**DATASET CONTENT:**
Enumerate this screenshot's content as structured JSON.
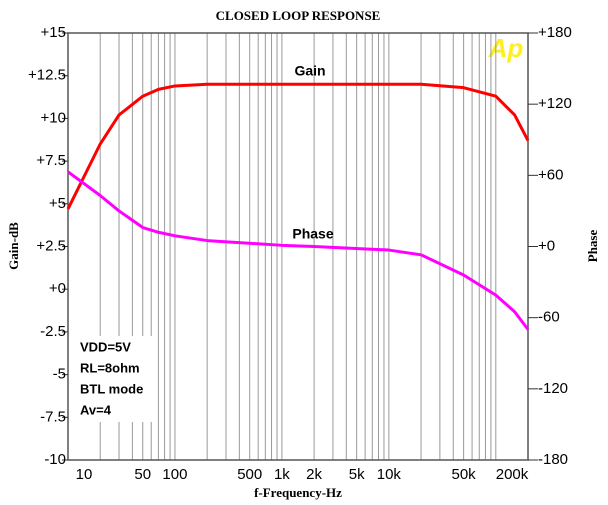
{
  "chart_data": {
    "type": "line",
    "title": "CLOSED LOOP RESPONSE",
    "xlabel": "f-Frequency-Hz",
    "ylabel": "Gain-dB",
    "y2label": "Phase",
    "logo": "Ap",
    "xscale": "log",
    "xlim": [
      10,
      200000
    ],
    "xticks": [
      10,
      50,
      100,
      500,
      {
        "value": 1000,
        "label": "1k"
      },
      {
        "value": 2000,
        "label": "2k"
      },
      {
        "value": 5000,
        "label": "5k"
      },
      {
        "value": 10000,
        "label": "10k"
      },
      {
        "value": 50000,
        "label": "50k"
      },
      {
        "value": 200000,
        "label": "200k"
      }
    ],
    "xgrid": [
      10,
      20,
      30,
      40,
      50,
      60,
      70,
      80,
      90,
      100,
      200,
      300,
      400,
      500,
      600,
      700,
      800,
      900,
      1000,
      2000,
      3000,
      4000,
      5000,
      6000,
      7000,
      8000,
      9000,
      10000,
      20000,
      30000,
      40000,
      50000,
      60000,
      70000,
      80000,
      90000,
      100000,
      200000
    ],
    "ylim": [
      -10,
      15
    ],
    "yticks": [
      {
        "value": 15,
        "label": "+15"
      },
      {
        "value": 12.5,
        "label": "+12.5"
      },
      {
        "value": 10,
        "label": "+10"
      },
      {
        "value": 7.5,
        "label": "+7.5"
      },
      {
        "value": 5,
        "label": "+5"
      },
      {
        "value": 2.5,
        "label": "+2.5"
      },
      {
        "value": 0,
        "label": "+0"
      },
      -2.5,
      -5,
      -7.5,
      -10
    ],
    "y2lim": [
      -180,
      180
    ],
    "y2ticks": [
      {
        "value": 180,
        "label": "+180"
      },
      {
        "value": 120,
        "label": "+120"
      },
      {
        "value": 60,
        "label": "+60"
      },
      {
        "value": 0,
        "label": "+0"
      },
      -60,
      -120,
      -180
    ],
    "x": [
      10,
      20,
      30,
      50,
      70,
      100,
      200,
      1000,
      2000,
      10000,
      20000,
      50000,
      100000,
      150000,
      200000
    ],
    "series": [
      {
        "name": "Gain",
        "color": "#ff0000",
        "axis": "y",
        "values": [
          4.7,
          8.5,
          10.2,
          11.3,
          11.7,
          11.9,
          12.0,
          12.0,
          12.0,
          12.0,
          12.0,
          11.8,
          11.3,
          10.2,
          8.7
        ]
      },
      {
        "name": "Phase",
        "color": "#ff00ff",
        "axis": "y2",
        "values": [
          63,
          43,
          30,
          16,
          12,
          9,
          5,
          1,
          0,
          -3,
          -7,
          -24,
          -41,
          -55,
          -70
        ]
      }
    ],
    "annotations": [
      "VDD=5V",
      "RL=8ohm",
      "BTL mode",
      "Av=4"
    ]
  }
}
--
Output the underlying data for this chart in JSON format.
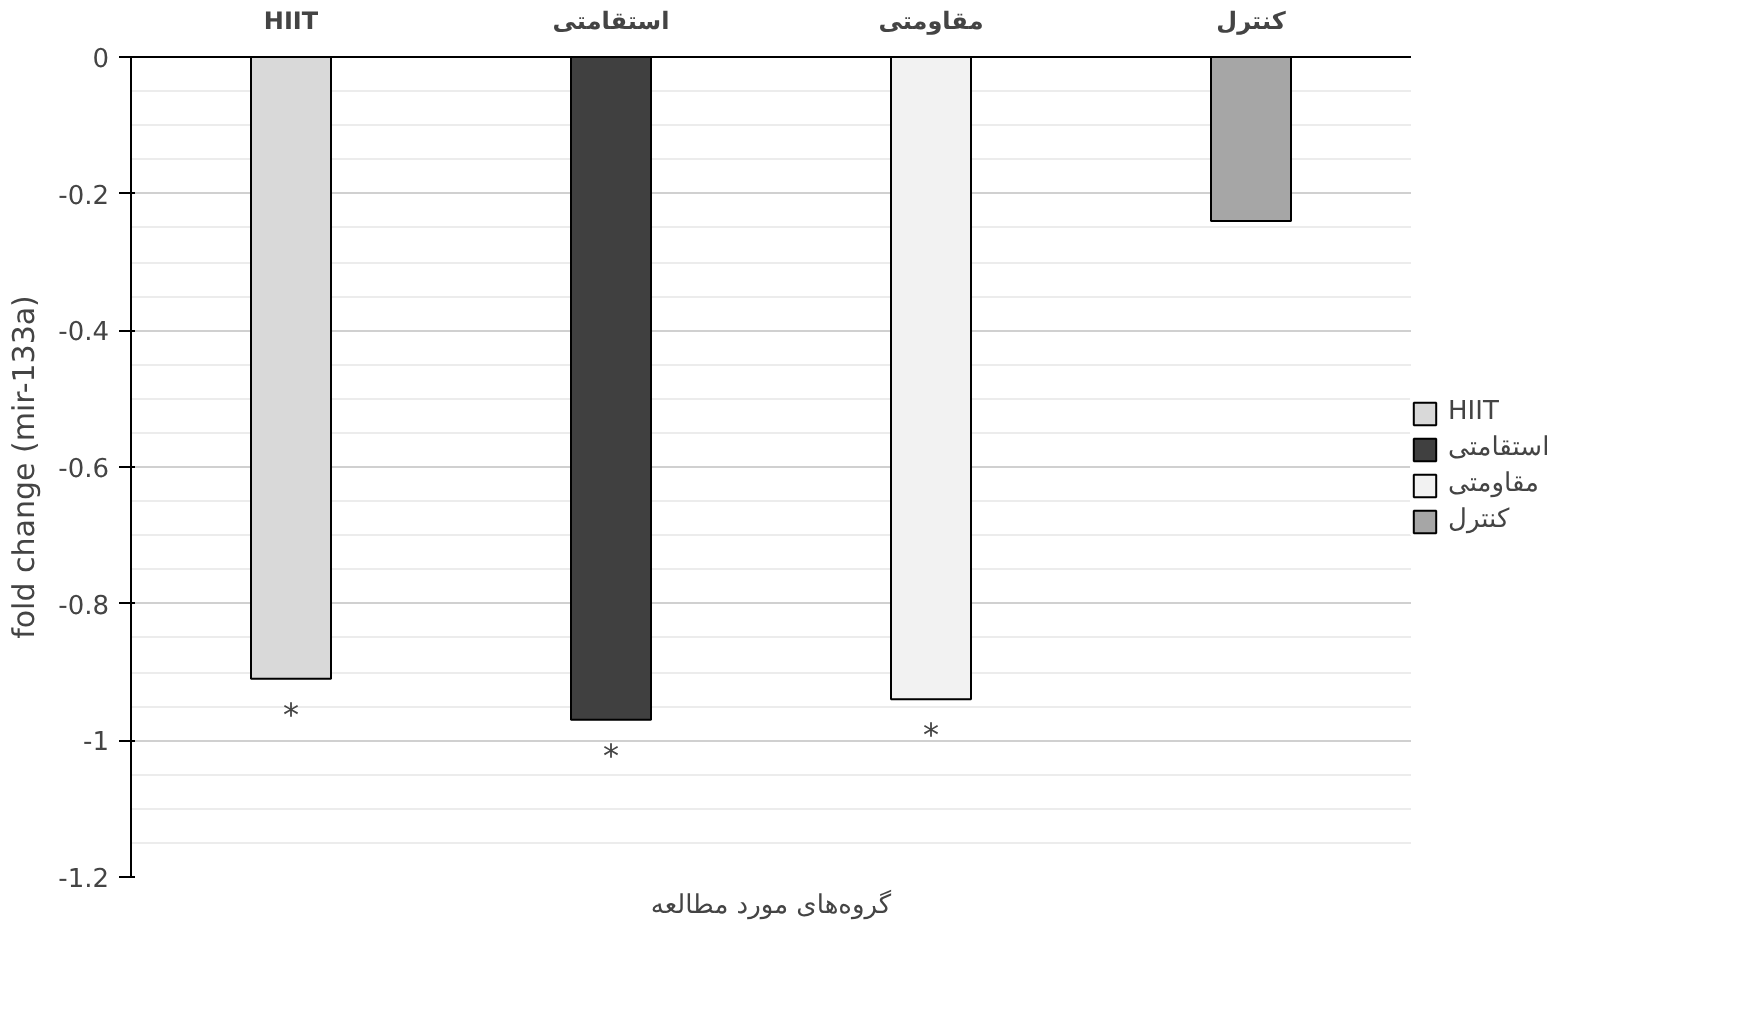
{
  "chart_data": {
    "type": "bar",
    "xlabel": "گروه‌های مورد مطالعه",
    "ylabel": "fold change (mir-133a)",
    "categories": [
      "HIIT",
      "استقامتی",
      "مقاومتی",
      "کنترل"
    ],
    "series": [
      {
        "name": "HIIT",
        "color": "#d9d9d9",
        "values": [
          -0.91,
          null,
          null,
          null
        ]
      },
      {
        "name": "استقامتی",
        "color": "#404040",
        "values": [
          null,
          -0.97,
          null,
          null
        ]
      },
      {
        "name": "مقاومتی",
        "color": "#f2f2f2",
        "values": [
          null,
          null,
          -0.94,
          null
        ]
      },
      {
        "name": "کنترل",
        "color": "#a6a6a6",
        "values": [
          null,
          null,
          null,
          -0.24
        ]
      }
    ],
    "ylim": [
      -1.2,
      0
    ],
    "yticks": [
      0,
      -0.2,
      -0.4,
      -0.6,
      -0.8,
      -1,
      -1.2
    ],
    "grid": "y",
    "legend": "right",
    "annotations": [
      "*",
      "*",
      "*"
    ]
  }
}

**PROBLEM STATEMENT:** Which lines hold the word "color"? Copy each of them from the records.

**RESULT OF THE EXERCISE:**
        "color": "#ff0000",
        "color": "#ff00ff",
        "color": "#d9d9d9",
        "color": "#404040",
        "color": "#f2f2f2",
        "color": "#a6a6a6",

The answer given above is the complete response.